§ Exercise task
Work out how many lines have "ancillary" in them. Give only that number.

§ Data for this exercise
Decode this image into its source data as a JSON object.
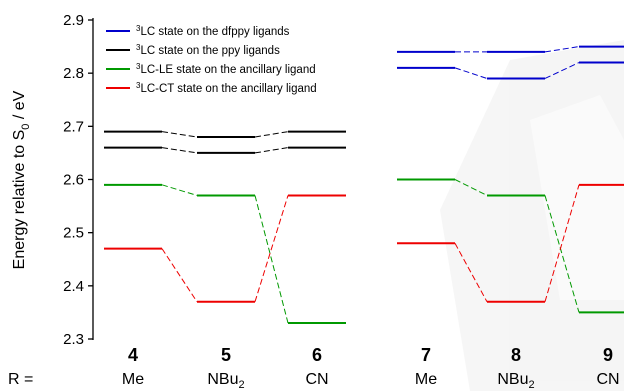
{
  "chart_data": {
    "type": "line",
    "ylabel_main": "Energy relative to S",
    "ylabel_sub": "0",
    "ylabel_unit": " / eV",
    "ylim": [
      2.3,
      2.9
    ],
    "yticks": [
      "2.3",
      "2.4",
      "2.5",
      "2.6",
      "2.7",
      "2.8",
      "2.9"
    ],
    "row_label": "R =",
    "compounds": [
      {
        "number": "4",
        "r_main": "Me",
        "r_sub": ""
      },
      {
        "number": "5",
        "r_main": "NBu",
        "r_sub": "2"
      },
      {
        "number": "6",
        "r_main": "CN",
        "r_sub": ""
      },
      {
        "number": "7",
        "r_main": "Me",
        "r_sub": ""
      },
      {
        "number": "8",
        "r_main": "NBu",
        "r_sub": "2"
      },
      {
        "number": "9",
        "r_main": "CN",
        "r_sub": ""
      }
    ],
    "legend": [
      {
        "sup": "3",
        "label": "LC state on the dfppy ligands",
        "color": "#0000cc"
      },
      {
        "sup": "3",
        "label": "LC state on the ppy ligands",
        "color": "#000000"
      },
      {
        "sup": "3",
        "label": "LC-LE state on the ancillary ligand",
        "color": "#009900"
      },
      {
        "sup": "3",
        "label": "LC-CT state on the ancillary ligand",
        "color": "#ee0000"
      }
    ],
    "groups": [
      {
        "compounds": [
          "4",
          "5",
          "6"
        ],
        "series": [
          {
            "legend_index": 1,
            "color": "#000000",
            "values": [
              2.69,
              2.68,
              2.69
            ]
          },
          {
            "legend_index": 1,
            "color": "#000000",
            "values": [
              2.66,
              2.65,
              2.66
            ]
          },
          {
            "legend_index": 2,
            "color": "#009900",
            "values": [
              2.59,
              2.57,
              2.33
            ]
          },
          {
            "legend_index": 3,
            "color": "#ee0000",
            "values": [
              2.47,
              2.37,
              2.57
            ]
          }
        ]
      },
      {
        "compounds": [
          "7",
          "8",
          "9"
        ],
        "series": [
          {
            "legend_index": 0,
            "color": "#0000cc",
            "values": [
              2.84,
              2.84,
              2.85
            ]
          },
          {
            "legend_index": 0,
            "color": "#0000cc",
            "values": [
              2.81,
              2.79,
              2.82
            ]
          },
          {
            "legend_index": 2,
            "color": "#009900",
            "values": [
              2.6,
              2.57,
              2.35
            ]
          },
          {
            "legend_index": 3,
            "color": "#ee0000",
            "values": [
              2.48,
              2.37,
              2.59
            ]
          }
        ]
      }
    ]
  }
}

§ Output for this exercise
2